Written problem:
Below is a block of records: output all of them exactly and leave out the pictures.

........

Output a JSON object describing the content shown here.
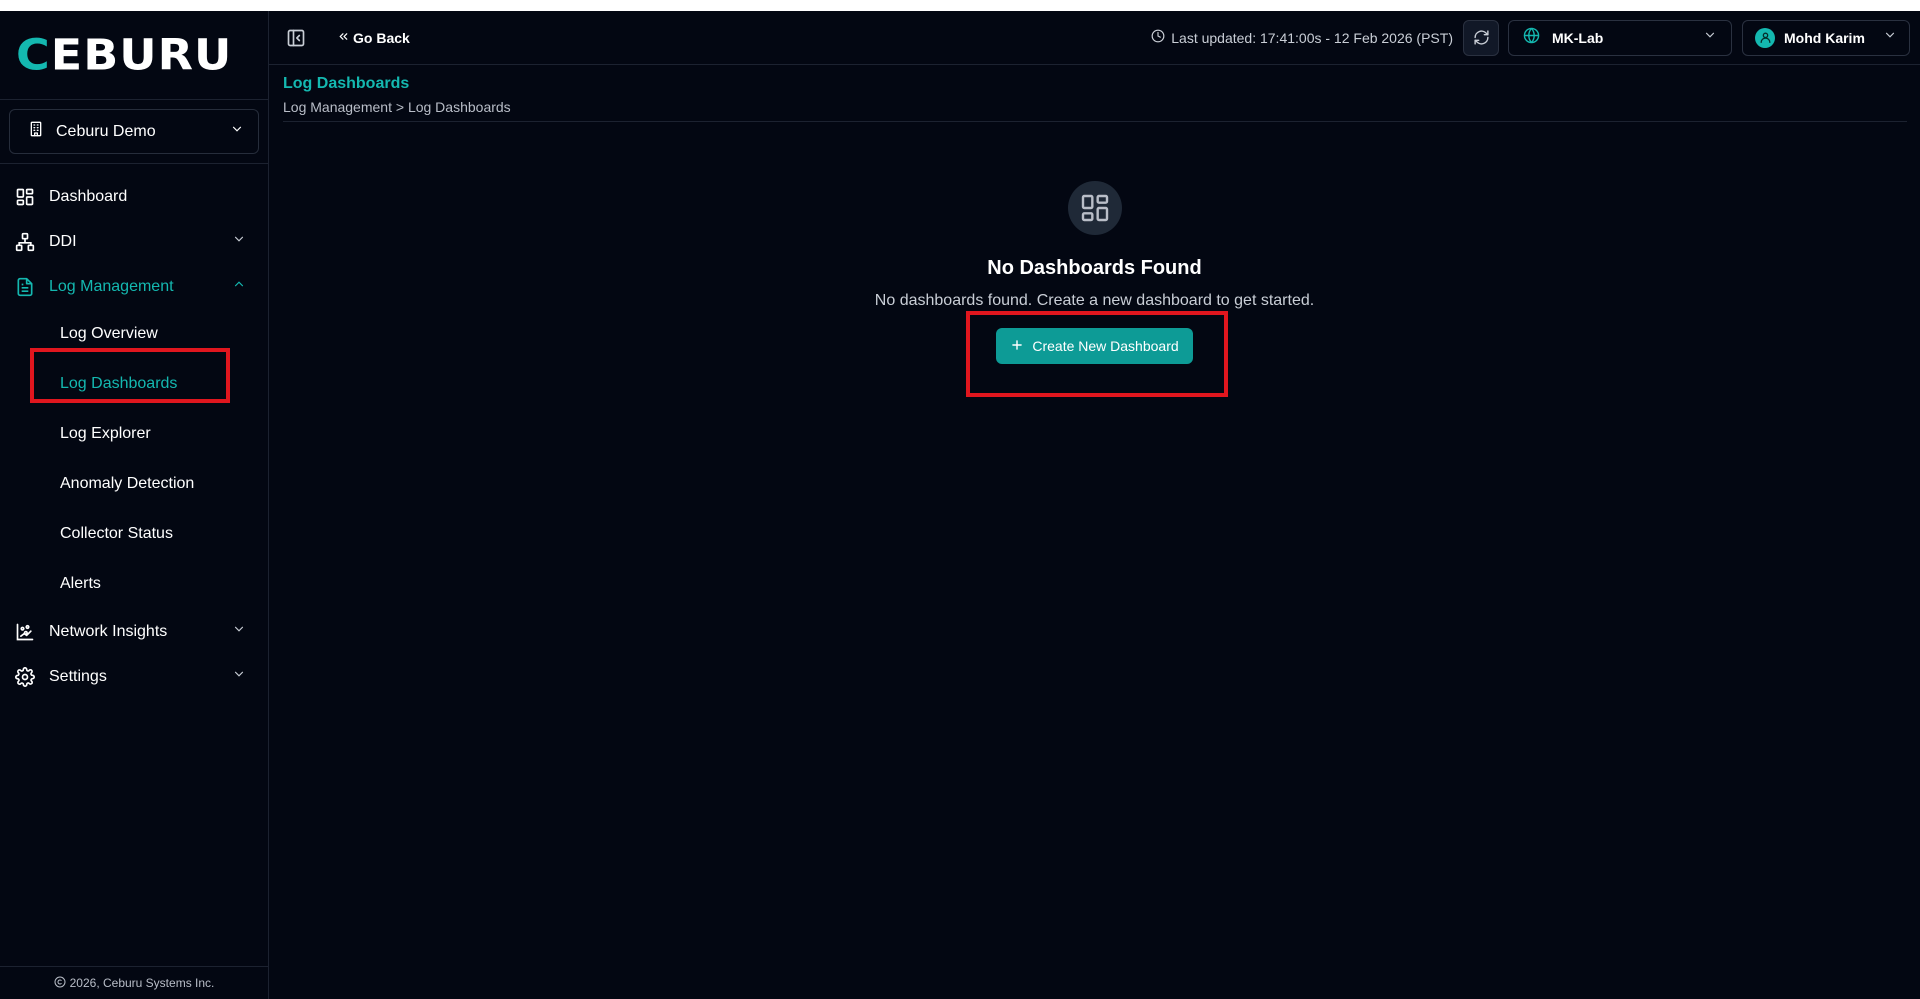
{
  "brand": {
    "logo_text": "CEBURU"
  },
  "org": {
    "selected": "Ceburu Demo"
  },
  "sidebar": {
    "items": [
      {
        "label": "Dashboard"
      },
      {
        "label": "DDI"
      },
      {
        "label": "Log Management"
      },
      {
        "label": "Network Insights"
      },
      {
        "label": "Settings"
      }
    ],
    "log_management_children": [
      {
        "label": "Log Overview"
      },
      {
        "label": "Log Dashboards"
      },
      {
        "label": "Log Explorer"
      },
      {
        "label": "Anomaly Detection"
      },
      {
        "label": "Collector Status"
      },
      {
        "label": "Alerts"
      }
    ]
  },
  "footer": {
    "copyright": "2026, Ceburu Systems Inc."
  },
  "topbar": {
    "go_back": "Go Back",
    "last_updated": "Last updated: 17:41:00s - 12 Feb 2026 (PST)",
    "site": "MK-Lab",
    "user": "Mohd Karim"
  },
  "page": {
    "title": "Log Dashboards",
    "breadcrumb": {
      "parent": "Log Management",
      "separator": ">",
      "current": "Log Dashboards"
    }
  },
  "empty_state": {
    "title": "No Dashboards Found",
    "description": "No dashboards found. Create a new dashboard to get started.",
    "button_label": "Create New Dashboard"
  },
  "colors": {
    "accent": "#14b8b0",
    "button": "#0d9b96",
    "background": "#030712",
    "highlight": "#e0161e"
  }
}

........

Solution below:
Output a JSON object describing the content shown here.
{
  "brand": {
    "logo_text": "CEBURU"
  },
  "org": {
    "selected": "Ceburu Demo"
  },
  "sidebar": {
    "items": [
      {
        "label": "Dashboard"
      },
      {
        "label": "DDI"
      },
      {
        "label": "Log Management"
      },
      {
        "label": "Network Insights"
      },
      {
        "label": "Settings"
      }
    ],
    "log_management_children": [
      {
        "label": "Log Overview"
      },
      {
        "label": "Log Dashboards"
      },
      {
        "label": "Log Explorer"
      },
      {
        "label": "Anomaly Detection"
      },
      {
        "label": "Collector Status"
      },
      {
        "label": "Alerts"
      }
    ]
  },
  "footer": {
    "copyright": "2026, Ceburu Systems Inc."
  },
  "topbar": {
    "go_back": "Go Back",
    "last_updated": "Last updated: 17:41:00s - 12 Feb 2026 (PST)",
    "site": "MK-Lab",
    "user": "Mohd Karim"
  },
  "page": {
    "title": "Log Dashboards",
    "breadcrumb": {
      "parent": "Log Management",
      "separator": ">",
      "current": "Log Dashboards"
    }
  },
  "empty_state": {
    "title": "No Dashboards Found",
    "description": "No dashboards found. Create a new dashboard to get started.",
    "button_label": "Create New Dashboard"
  },
  "colors": {
    "accent": "#14b8b0",
    "button": "#0d9b96",
    "background": "#030712",
    "highlight": "#e0161e"
  }
}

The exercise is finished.